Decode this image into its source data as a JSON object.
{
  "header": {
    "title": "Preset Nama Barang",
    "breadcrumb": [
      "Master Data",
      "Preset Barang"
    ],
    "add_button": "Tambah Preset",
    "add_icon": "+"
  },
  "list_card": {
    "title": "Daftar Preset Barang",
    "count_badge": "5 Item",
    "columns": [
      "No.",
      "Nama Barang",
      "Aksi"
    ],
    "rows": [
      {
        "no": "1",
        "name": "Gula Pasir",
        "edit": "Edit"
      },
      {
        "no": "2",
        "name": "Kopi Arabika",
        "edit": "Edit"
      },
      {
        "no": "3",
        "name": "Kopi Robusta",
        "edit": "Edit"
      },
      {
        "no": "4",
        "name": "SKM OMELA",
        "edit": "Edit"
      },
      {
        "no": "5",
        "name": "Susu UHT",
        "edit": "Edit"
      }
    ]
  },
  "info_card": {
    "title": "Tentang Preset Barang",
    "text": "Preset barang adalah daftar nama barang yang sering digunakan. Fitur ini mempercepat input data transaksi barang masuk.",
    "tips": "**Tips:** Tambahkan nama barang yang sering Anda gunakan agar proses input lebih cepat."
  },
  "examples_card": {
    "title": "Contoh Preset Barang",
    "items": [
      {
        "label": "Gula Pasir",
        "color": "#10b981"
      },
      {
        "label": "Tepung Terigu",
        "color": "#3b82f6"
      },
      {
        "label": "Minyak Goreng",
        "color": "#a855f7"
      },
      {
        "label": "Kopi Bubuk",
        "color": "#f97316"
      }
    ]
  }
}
▬▬▬▬▬▬▬▬▬▬
## Stated exercise
Each line of the listing above should be output exactly.

## Result of this task
Decode this image into its source data as a JSON object.
{
  "header": {
    "title": "Preset Nama Barang",
    "breadcrumb": [
      "Master Data",
      "Preset Barang"
    ],
    "add_button": "Tambah Preset",
    "add_icon": "+"
  },
  "list_card": {
    "title": "Daftar Preset Barang",
    "count_badge": "5 Item",
    "columns": [
      "No.",
      "Nama Barang",
      "Aksi"
    ],
    "rows": [
      {
        "no": "1",
        "name": "Gula Pasir",
        "edit": "Edit"
      },
      {
        "no": "2",
        "name": "Kopi Arabika",
        "edit": "Edit"
      },
      {
        "no": "3",
        "name": "Kopi Robusta",
        "edit": "Edit"
      },
      {
        "no": "4",
        "name": "SKM OMELA",
        "edit": "Edit"
      },
      {
        "no": "5",
        "name": "Susu UHT",
        "edit": "Edit"
      }
    ]
  },
  "info_card": {
    "title": "Tentang Preset Barang",
    "text": "Preset barang adalah daftar nama barang yang sering digunakan. Fitur ini mempercepat input data transaksi barang masuk.",
    "tips": "**Tips:** Tambahkan nama barang yang sering Anda gunakan agar proses input lebih cepat."
  },
  "examples_card": {
    "title": "Contoh Preset Barang",
    "items": [
      {
        "label": "Gula Pasir",
        "color": "#10b981"
      },
      {
        "label": "Tepung Terigu",
        "color": "#3b82f6"
      },
      {
        "label": "Minyak Goreng",
        "color": "#a855f7"
      },
      {
        "label": "Kopi Bubuk",
        "color": "#f97316"
      }
    ]
  }
}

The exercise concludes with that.